◆ **DATA PROVIDED**
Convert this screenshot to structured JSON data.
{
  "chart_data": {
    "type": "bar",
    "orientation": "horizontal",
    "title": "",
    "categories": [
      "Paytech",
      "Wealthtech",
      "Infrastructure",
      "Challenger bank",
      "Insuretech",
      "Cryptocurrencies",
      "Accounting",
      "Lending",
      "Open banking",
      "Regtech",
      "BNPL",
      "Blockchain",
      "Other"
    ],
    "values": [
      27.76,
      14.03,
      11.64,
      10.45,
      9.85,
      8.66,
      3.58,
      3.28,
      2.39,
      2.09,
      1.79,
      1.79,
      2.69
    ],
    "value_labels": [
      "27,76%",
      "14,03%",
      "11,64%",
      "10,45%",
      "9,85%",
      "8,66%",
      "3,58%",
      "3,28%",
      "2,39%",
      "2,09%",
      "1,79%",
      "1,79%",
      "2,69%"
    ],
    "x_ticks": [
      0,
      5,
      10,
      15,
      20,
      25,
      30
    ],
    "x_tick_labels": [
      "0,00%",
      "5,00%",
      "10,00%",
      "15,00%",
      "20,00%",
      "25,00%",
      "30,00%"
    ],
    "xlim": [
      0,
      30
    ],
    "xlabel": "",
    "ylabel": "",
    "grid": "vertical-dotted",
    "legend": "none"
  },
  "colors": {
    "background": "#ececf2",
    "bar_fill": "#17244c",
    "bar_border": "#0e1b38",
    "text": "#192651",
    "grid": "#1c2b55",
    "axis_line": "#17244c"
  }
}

◆ **OBJECTIVE**
Send back each record exactly as it stands.

◆ **SOLUTION FOR THIS PROBLEM**
Convert this screenshot to structured JSON data.
{
  "chart_data": {
    "type": "bar",
    "orientation": "horizontal",
    "title": "",
    "categories": [
      "Paytech",
      "Wealthtech",
      "Infrastructure",
      "Challenger bank",
      "Insuretech",
      "Cryptocurrencies",
      "Accounting",
      "Lending",
      "Open banking",
      "Regtech",
      "BNPL",
      "Blockchain",
      "Other"
    ],
    "values": [
      27.76,
      14.03,
      11.64,
      10.45,
      9.85,
      8.66,
      3.58,
      3.28,
      2.39,
      2.09,
      1.79,
      1.79,
      2.69
    ],
    "value_labels": [
      "27,76%",
      "14,03%",
      "11,64%",
      "10,45%",
      "9,85%",
      "8,66%",
      "3,58%",
      "3,28%",
      "2,39%",
      "2,09%",
      "1,79%",
      "1,79%",
      "2,69%"
    ],
    "x_ticks": [
      0,
      5,
      10,
      15,
      20,
      25,
      30
    ],
    "x_tick_labels": [
      "0,00%",
      "5,00%",
      "10,00%",
      "15,00%",
      "20,00%",
      "25,00%",
      "30,00%"
    ],
    "xlim": [
      0,
      30
    ],
    "xlabel": "",
    "ylabel": "",
    "grid": "vertical-dotted",
    "legend": "none"
  },
  "colors": {
    "background": "#ececf2",
    "bar_fill": "#17244c",
    "bar_border": "#0e1b38",
    "text": "#192651",
    "grid": "#1c2b55",
    "axis_line": "#17244c"
  }
}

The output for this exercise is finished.